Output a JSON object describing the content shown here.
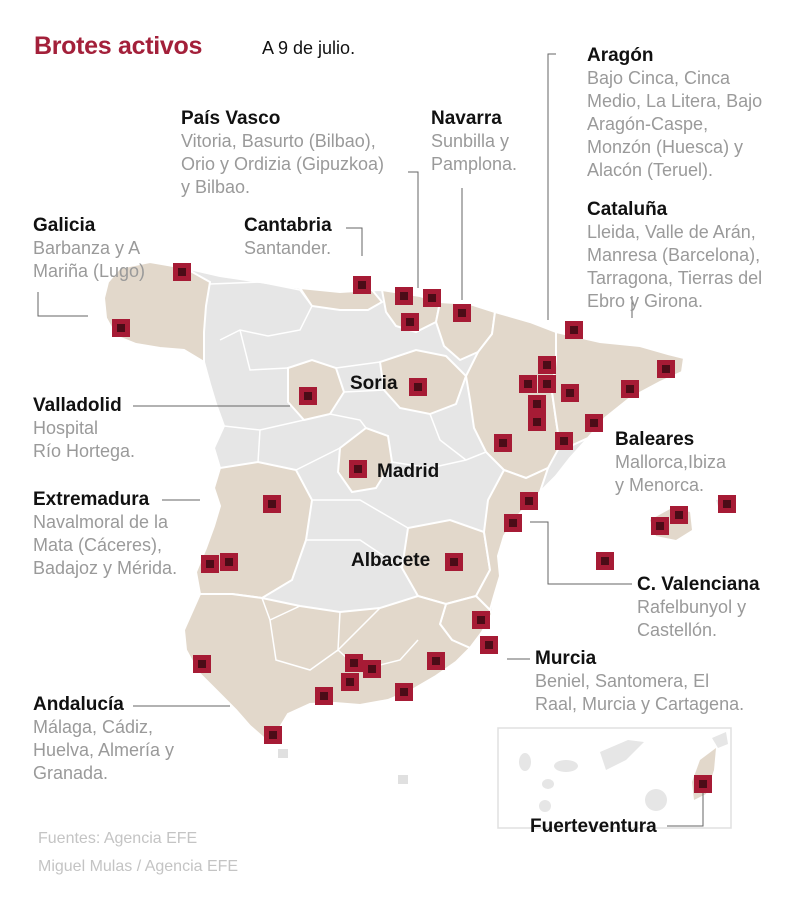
{
  "title": "Brotes activos",
  "date": "A 9 de julio.",
  "colors": {
    "title": "#a3203a",
    "region_affected": "#e2d8cb",
    "region_unaffected": "#e6e6e6",
    "border": "#ffffff",
    "marker_outer": "#a61b35",
    "marker_inner": "#4b0c17"
  },
  "regions": {
    "aragon": {
      "name": "Aragón",
      "places": "Bajo Cinca, Cinca\nMedio, La Litera, Bajo\nAragón-Caspe,\nMonzón (Huesca) y\nAlacón (Teruel)."
    },
    "cataluna": {
      "name": "Cataluña",
      "places": "Lleida, Valle de Arán,\nManresa (Barcelona),\nTarragona, Tierras del\nEbro y Girona."
    },
    "pais_vasco": {
      "name": "País Vasco",
      "places": "Vitoria, Basurto (Bilbao),\nOrio y Ordizia (Gipuzkoa)\ny Bilbao."
    },
    "navarra": {
      "name": "Navarra",
      "places": "Sunbilla y\nPamplona."
    },
    "galicia": {
      "name": "Galicia",
      "places": "Barbanza y A\nMariña (Lugo)"
    },
    "cantabria": {
      "name": "Cantabria",
      "places": "Santander."
    },
    "valladolid": {
      "name": "Valladolid",
      "places": "Hospital\nRío Hortega."
    },
    "baleares": {
      "name": "Baleares",
      "places": "Mallorca,Ibiza\ny Menorca."
    },
    "extremadura": {
      "name": "Extremadura",
      "places": "Navalmoral de la\nMata (Cáceres),\nBadajoz y Mérida."
    },
    "valenciana": {
      "name": "C. Valenciana",
      "places": "Rafelbunyol y\nCastellón."
    },
    "murcia": {
      "name": "Murcia",
      "places": "Beniel, Santomera, El\nRaal, Murcia y Cartagena."
    },
    "andalucia": {
      "name": "Andalucía",
      "places": "Málaga, Cádiz,\nHuelva, Almería y\nGranada."
    },
    "fuerteventura": {
      "name": "Fuerteventura"
    }
  },
  "cities": {
    "soria": "Soria",
    "madrid": "Madrid",
    "albacete": "Albacete"
  },
  "sources": {
    "line1": "Fuentes: Agencia EFE",
    "line2": "Miguel Mulas / Agencia EFE"
  }
}
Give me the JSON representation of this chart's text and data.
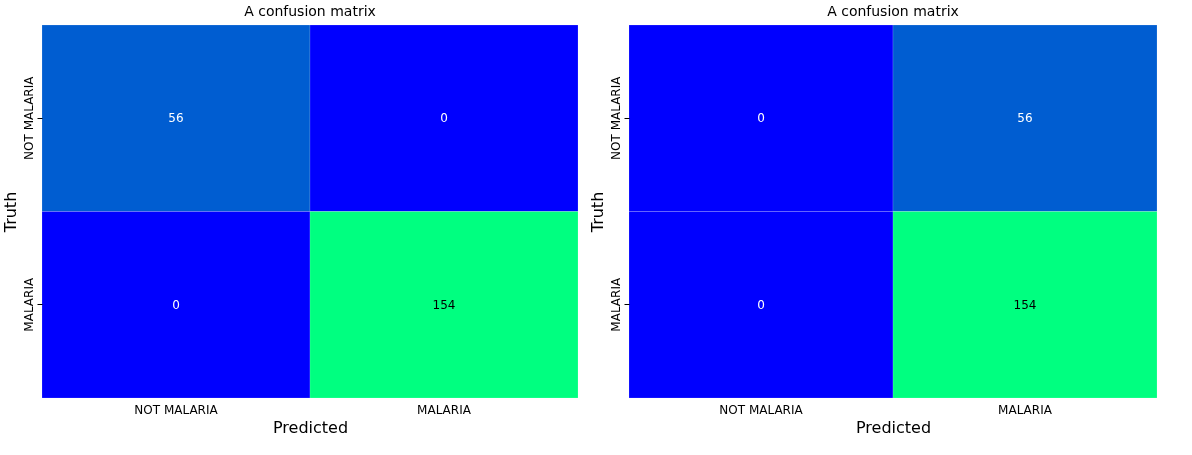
{
  "chart_data": [
    {
      "type": "heatmap",
      "title": "A confusion matrix",
      "xlabel": "Predicted",
      "ylabel": "Truth",
      "categories": [
        "NOT MALARIA",
        "MALARIA"
      ],
      "y_categories": [
        "NOT MALARIA",
        "MALARIA"
      ],
      "cells": [
        [
          56,
          0
        ],
        [
          0,
          154
        ]
      ],
      "data_labels": true
    },
    {
      "type": "heatmap",
      "title": "A confusion matrix",
      "xlabel": "Predicted",
      "ylabel": "Truth",
      "categories": [
        "NOT MALARIA",
        "MALARIA"
      ],
      "y_categories": [
        "NOT MALARIA",
        "MALARIA"
      ],
      "cells": [
        [
          0,
          56
        ],
        [
          0,
          154
        ]
      ],
      "data_labels": true
    }
  ]
}
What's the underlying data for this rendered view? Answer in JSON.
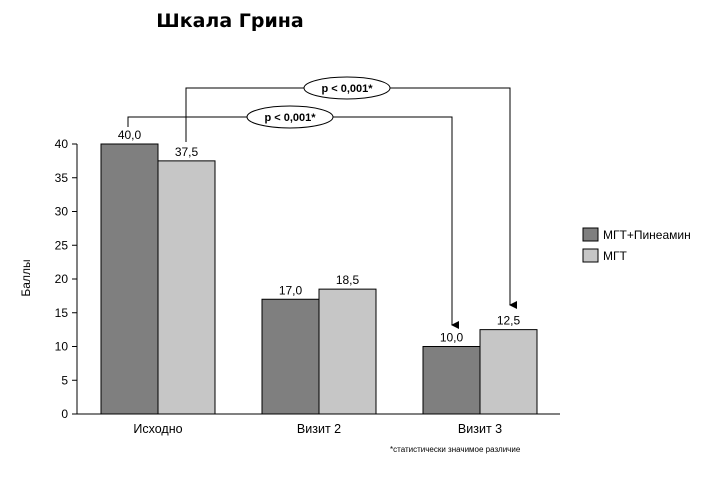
{
  "chart_data": {
    "type": "bar",
    "title": "Шкала Грина",
    "ylabel": "Баллы",
    "xlabel": "",
    "categories": [
      "Исходно",
      "Визит 2",
      "Визит 3"
    ],
    "ylim": [
      0,
      40
    ],
    "yticks": [
      "0",
      "5",
      "10",
      "15",
      "20",
      "25",
      "30",
      "35",
      "40"
    ],
    "series": [
      {
        "name": "МГТ+Пинеамин",
        "values": [
          40.0,
          17.0,
          10.0
        ],
        "labels": [
          "40,0",
          "17,0",
          "10,0"
        ],
        "color": "#7f7f7f"
      },
      {
        "name": "МГТ",
        "values": [
          37.5,
          18.5,
          12.5
        ],
        "labels": [
          "37,5",
          "18,5",
          "12,5"
        ],
        "color": "#c6c6c6"
      }
    ],
    "grid": false,
    "legend_position": "right",
    "annotations": [
      {
        "text": "p < 0,001*",
        "from": "Исходно / МГТ",
        "to": "Визит 3 / МГТ"
      },
      {
        "text": "p < 0,001*",
        "from": "Исходно / МГТ+Пинеамин",
        "to": "Визит 3 / МГТ+Пинеамин"
      }
    ],
    "footnote": "*статистически значимое различие"
  }
}
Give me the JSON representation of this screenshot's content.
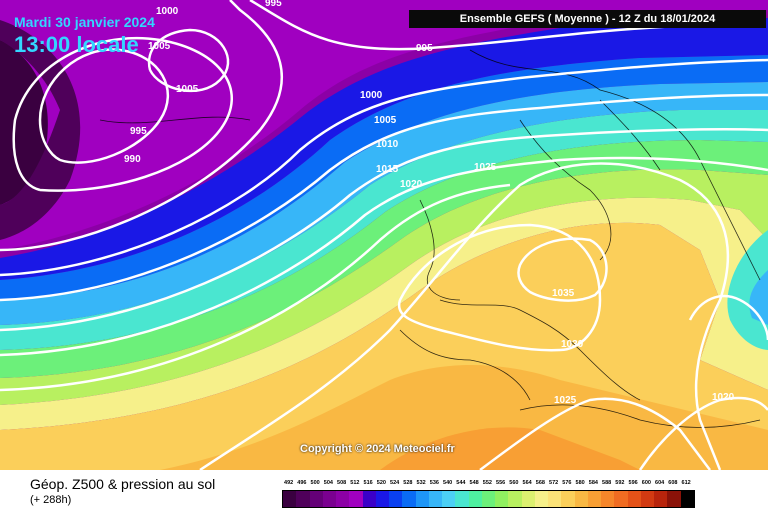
{
  "header": {
    "date": "Mardi 30 janvier 2024",
    "local_time": "13:00 locale",
    "run": "Ensemble GEFS  ( Moyenne )  -  12 Z du 18/01/2024"
  },
  "copyright": "Copyright © 2024 Meteociel.fr",
  "footer": {
    "title": "Géop. Z500 & pression au sol",
    "subtitle": "(+ 288h)"
  },
  "isobars": {
    "labels": [
      "995",
      "1000",
      "1005",
      "990",
      "995",
      "1005",
      "1000",
      "1005",
      "1010",
      "1015",
      "1020",
      "1025",
      "1035",
      "1030",
      "1025",
      "1020"
    ]
  },
  "legend": {
    "values": [
      "492",
      "496",
      "500",
      "504",
      "508",
      "512",
      "516",
      "520",
      "524",
      "528",
      "532",
      "536",
      "540",
      "544",
      "548",
      "552",
      "556",
      "560",
      "564",
      "568",
      "572",
      "576",
      "580",
      "584",
      "588",
      "592",
      "596",
      "600",
      "604",
      "608",
      "612"
    ],
    "colors": [
      "#3a0040",
      "#4f005a",
      "#650078",
      "#7a0090",
      "#8c00a6",
      "#a000c0",
      "#3b00c8",
      "#1a18e6",
      "#0a40f0",
      "#0a6cf5",
      "#1e96f7",
      "#37b6f8",
      "#4cd0f5",
      "#4ae6d0",
      "#4ef0a0",
      "#6cf07a",
      "#90f060",
      "#b8f060",
      "#dcf070",
      "#f6f08a",
      "#fbe278",
      "#fbcf5a",
      "#f9b843",
      "#f89f34",
      "#f6862a",
      "#f06c22",
      "#e45218",
      "#d23a12",
      "#b8240c",
      "#8a1208",
      "#000000"
    ]
  },
  "colors": {
    "isobar": "#ffffff",
    "banner_bg": "#0a0a0a",
    "date_text": "#33d6ff"
  }
}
* * *
▶ **YOUR INSTRUCTIONS**: Copy out all of the material exactly as written, without its pictures.

▶ **SOLUTION BELOW**:
Output a JSON object describing the content shown here.
{
  "title": "Brotes activos",
  "date": "A 9 de julio.",
  "colors": {
    "title": "#a3203a",
    "region_affected": "#e2d8cb",
    "region_unaffected": "#e6e6e6",
    "border": "#ffffff",
    "marker_outer": "#a61b35",
    "marker_inner": "#4b0c17"
  },
  "regions": {
    "aragon": {
      "name": "Aragón",
      "places": "Bajo Cinca, Cinca\nMedio, La Litera, Bajo\nAragón-Caspe,\nMonzón (Huesca) y\nAlacón (Teruel)."
    },
    "cataluna": {
      "name": "Cataluña",
      "places": "Lleida, Valle de Arán,\nManresa (Barcelona),\nTarragona, Tierras del\nEbro y Girona."
    },
    "pais_vasco": {
      "name": "País Vasco",
      "places": "Vitoria, Basurto (Bilbao),\nOrio y Ordizia (Gipuzkoa)\ny Bilbao."
    },
    "navarra": {
      "name": "Navarra",
      "places": "Sunbilla y\nPamplona."
    },
    "galicia": {
      "name": "Galicia",
      "places": "Barbanza y A\nMariña (Lugo)"
    },
    "cantabria": {
      "name": "Cantabria",
      "places": "Santander."
    },
    "valladolid": {
      "name": "Valladolid",
      "places": "Hospital\nRío Hortega."
    },
    "baleares": {
      "name": "Baleares",
      "places": "Mallorca,Ibiza\ny Menorca."
    },
    "extremadura": {
      "name": "Extremadura",
      "places": "Navalmoral de la\nMata (Cáceres),\nBadajoz y Mérida."
    },
    "valenciana": {
      "name": "C. Valenciana",
      "places": "Rafelbunyol y\nCastellón."
    },
    "murcia": {
      "name": "Murcia",
      "places": "Beniel, Santomera, El\nRaal, Murcia y Cartagena."
    },
    "andalucia": {
      "name": "Andalucía",
      "places": "Málaga, Cádiz,\nHuelva, Almería y\nGranada."
    },
    "fuerteventura": {
      "name": "Fuerteventura"
    }
  },
  "cities": {
    "soria": "Soria",
    "madrid": "Madrid",
    "albacete": "Albacete"
  },
  "sources": {
    "line1": "Fuentes: Agencia EFE",
    "line2": "Miguel Mulas / Agencia EFE"
  }
}
Give me the JSON representation of this chart's text and data.
{
  "chart_data": [
    {
      "type": "heatmap",
      "title": "A confusion matrix",
      "xlabel": "Predicted",
      "ylabel": "Truth",
      "categories": [
        "NOT MALARIA",
        "MALARIA"
      ],
      "y_categories": [
        "NOT MALARIA",
        "MALARIA"
      ],
      "cells": [
        [
          56,
          0
        ],
        [
          0,
          154
        ]
      ],
      "data_labels": true
    },
    {
      "type": "heatmap",
      "title": "A confusion matrix",
      "xlabel": "Predicted",
      "ylabel": "Truth",
      "categories": [
        "NOT MALARIA",
        "MALARIA"
      ],
      "y_categories": [
        "NOT MALARIA",
        "MALARIA"
      ],
      "cells": [
        [
          0,
          56
        ],
        [
          0,
          154
        ]
      ],
      "data_labels": true
    }
  ]
}
What's the underlying data for this rendered view? Answer in JSON.
{
  "chart_data": {
    "type": "bar",
    "title": "Шкала Грина",
    "ylabel": "Баллы",
    "xlabel": "",
    "categories": [
      "Исходно",
      "Визит 2",
      "Визит 3"
    ],
    "ylim": [
      0,
      40
    ],
    "yticks": [
      "0",
      "5",
      "10",
      "15",
      "20",
      "25",
      "30",
      "35",
      "40"
    ],
    "series": [
      {
        "name": "МГТ+Пинеамин",
        "values": [
          40.0,
          17.0,
          10.0
        ],
        "labels": [
          "40,0",
          "17,0",
          "10,0"
        ],
        "color": "#7f7f7f"
      },
      {
        "name": "МГТ",
        "values": [
          37.5,
          18.5,
          12.5
        ],
        "labels": [
          "37,5",
          "18,5",
          "12,5"
        ],
        "color": "#c6c6c6"
      }
    ],
    "grid": false,
    "legend_position": "right",
    "annotations": [
      {
        "text": "p < 0,001*",
        "from": "Исходно / МГТ",
        "to": "Визит 3 / МГТ"
      },
      {
        "text": "p < 0,001*",
        "from": "Исходно / МГТ+Пинеамин",
        "to": "Визит 3 / МГТ+Пинеамин"
      }
    ],
    "footnote": "*статистически значимое различие"
  }
}
Give me the JSON representation of this screenshot's content.
{
  "header": {
    "date": "Mardi 30 janvier 2024",
    "local_time": "13:00 locale",
    "run": "Ensemble GEFS  ( Moyenne )  -  12 Z du 18/01/2024"
  },
  "copyright": "Copyright © 2024 Meteociel.fr",
  "footer": {
    "title": "Géop. Z500 & pression au sol",
    "subtitle": "(+ 288h)"
  },
  "isobars": {
    "labels": [
      "995",
      "1000",
      "1005",
      "990",
      "995",
      "1005",
      "1000",
      "1005",
      "1010",
      "1015",
      "1020",
      "1025",
      "1035",
      "1030",
      "1025",
      "1020"
    ]
  },
  "legend": {
    "values": [
      "492",
      "496",
      "500",
      "504",
      "508",
      "512",
      "516",
      "520",
      "524",
      "528",
      "532",
      "536",
      "540",
      "544",
      "548",
      "552",
      "556",
      "560",
      "564",
      "568",
      "572",
      "576",
      "580",
      "584",
      "588",
      "592",
      "596",
      "600",
      "604",
      "608",
      "612"
    ],
    "colors": [
      "#3a0040",
      "#4f005a",
      "#650078",
      "#7a0090",
      "#8c00a6",
      "#a000c0",
      "#3b00c8",
      "#1a18e6",
      "#0a40f0",
      "#0a6cf5",
      "#1e96f7",
      "#37b6f8",
      "#4cd0f5",
      "#4ae6d0",
      "#4ef0a0",
      "#6cf07a",
      "#90f060",
      "#b8f060",
      "#dcf070",
      "#f6f08a",
      "#fbe278",
      "#fbcf5a",
      "#f9b843",
      "#f89f34",
      "#f6862a",
      "#f06c22",
      "#e45218",
      "#d23a12",
      "#b8240c",
      "#8a1208",
      "#000000"
    ]
  },
  "colors": {
    "isobar": "#ffffff",
    "banner_bg": "#0a0a0a",
    "date_text": "#33d6ff"
  }
}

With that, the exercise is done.